- _Task goal_
Return the number of lines that include the string "green", without any other text.

- _Extracted material_

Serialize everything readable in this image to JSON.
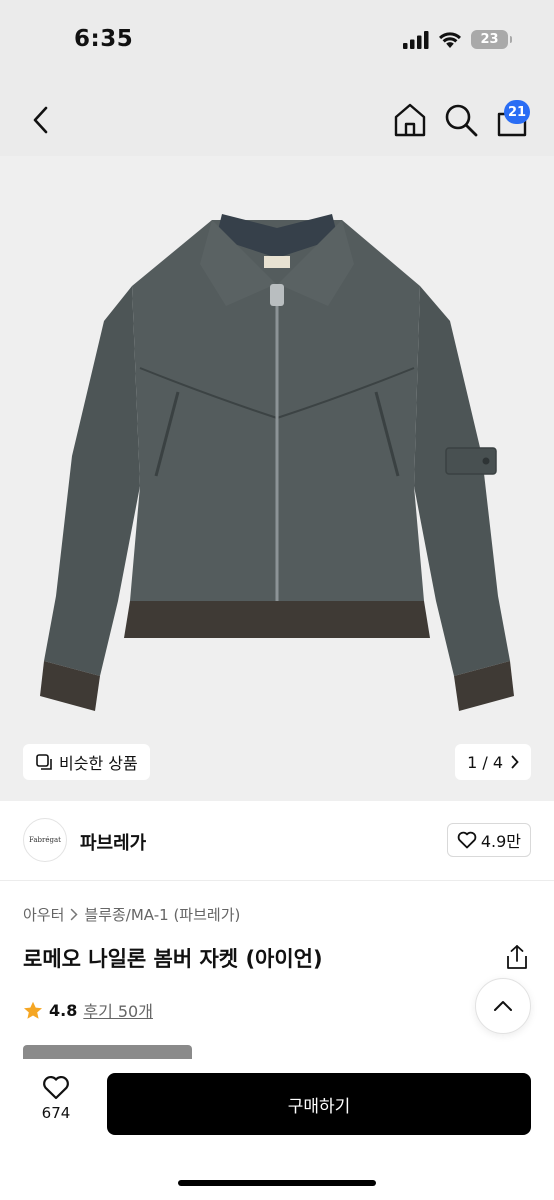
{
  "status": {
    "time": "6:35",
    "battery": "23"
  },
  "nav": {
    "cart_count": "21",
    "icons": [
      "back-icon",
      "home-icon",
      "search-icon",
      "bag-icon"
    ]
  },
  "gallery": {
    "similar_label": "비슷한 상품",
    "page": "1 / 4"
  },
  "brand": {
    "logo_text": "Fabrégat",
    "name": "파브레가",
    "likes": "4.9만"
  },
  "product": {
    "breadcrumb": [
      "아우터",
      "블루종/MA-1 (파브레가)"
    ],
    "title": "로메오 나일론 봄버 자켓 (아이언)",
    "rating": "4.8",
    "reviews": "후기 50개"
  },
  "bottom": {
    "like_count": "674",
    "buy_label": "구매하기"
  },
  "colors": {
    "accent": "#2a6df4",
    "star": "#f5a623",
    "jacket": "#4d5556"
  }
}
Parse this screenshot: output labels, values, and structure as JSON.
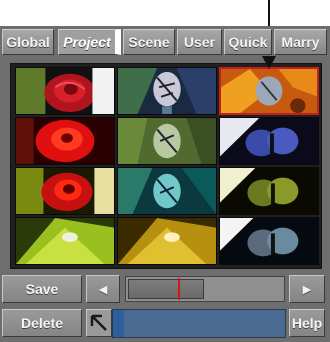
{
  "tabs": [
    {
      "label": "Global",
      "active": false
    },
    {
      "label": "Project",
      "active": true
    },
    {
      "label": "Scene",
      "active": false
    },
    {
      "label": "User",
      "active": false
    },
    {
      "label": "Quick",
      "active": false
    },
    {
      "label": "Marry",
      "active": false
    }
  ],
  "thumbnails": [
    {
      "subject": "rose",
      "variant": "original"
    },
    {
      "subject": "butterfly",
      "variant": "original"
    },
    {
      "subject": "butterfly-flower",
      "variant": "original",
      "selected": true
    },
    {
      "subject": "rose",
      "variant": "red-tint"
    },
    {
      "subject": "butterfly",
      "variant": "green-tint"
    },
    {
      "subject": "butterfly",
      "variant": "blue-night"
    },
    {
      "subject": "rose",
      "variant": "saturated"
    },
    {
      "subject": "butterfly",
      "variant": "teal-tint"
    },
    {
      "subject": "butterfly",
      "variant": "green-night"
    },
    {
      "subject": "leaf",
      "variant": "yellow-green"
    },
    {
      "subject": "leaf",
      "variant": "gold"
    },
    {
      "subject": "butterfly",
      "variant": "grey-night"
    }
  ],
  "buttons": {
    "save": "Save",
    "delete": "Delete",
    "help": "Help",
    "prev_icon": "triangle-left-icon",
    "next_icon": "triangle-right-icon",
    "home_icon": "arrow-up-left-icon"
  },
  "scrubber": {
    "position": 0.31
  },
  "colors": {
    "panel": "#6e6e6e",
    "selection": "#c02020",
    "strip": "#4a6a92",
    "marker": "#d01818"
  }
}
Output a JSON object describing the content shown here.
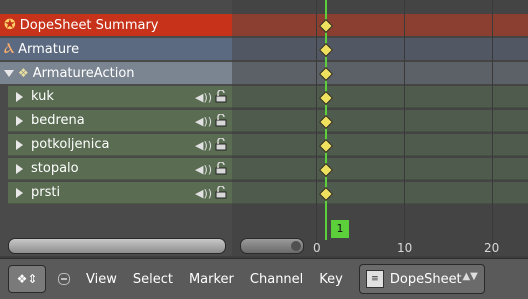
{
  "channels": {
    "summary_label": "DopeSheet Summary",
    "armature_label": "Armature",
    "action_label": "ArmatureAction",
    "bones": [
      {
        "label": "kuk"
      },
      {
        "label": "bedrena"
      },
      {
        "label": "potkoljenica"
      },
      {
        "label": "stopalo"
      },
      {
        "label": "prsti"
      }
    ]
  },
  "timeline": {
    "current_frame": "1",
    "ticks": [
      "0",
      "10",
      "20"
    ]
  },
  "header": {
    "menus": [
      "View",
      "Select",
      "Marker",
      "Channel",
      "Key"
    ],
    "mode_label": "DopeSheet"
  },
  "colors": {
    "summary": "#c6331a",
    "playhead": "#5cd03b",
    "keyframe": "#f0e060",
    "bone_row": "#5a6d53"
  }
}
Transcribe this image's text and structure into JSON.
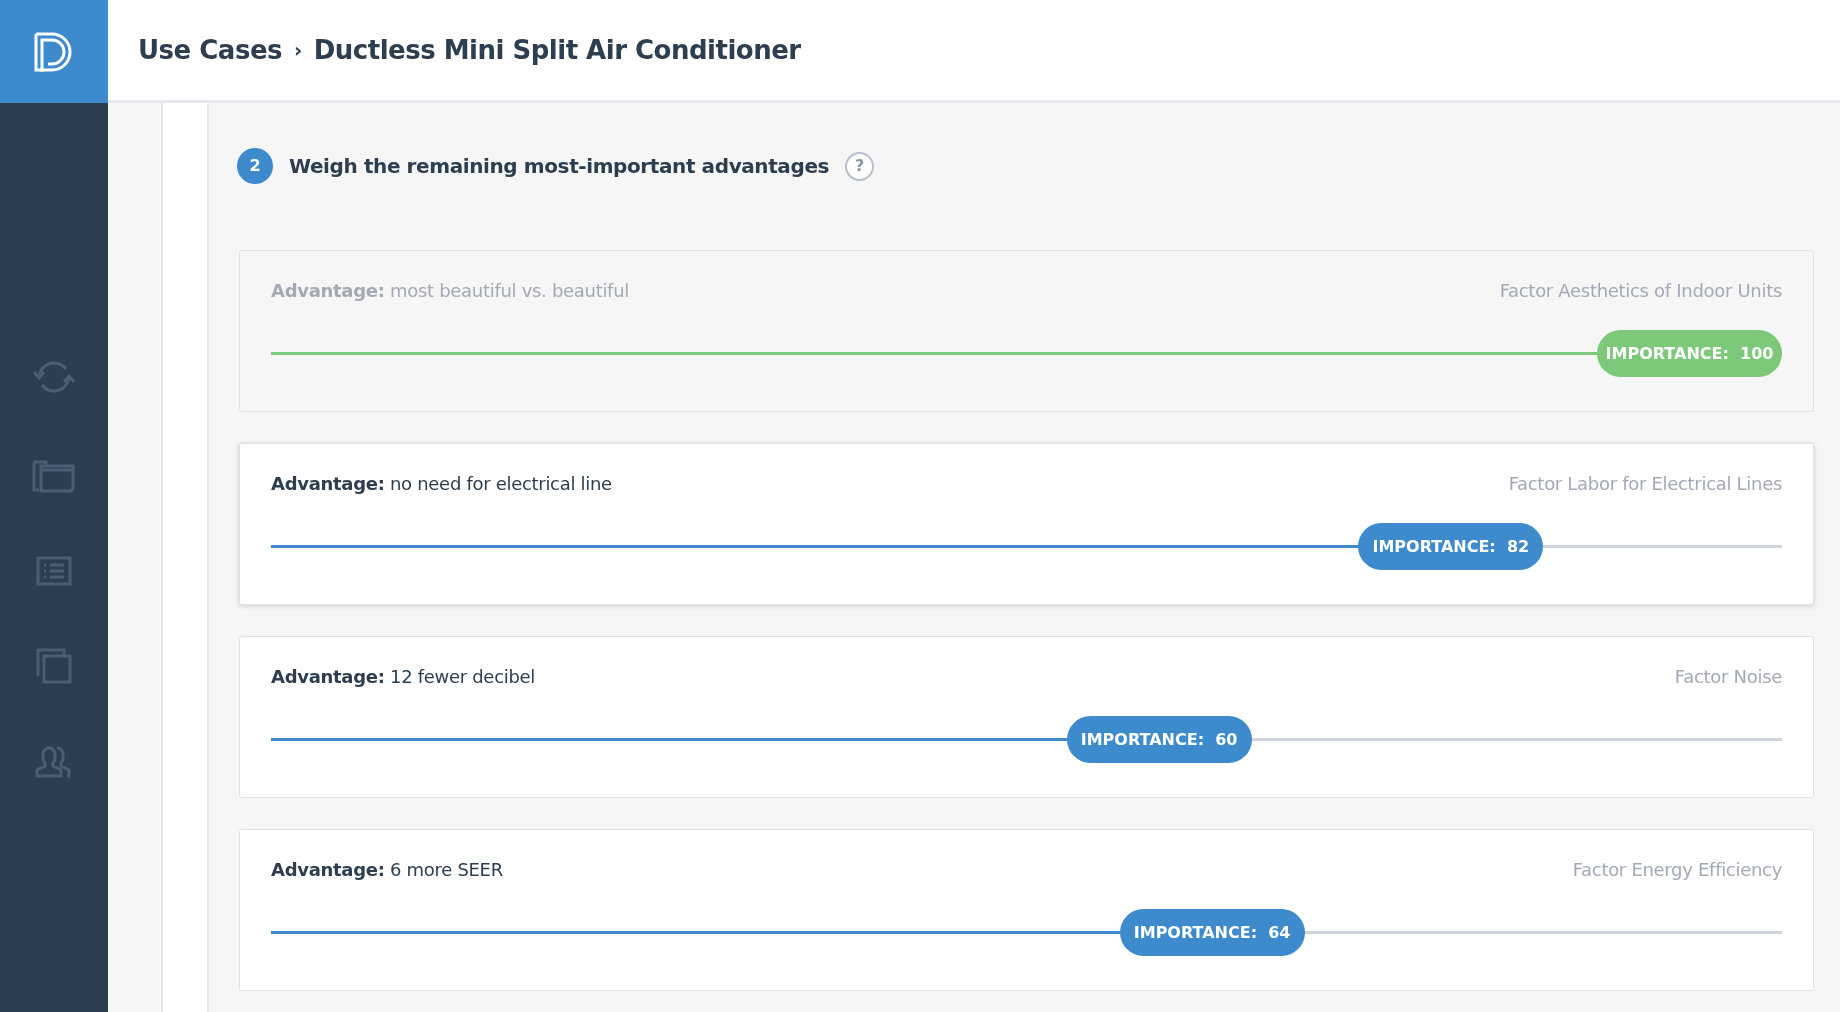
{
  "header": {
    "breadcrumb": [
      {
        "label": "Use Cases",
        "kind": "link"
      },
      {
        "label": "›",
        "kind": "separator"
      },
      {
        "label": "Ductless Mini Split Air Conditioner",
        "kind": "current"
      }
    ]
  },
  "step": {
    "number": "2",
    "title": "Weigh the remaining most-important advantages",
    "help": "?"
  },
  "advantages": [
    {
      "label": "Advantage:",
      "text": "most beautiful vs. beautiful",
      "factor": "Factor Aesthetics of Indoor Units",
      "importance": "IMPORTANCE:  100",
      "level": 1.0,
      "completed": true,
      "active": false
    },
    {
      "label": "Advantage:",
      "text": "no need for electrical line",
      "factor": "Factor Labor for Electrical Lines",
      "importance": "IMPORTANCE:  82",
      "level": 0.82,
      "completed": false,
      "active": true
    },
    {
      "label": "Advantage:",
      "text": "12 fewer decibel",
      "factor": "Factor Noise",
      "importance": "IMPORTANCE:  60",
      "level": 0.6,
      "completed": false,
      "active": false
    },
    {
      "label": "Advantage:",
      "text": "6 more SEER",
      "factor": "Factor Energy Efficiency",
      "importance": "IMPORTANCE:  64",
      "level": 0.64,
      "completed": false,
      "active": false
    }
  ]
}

- _The answer_
3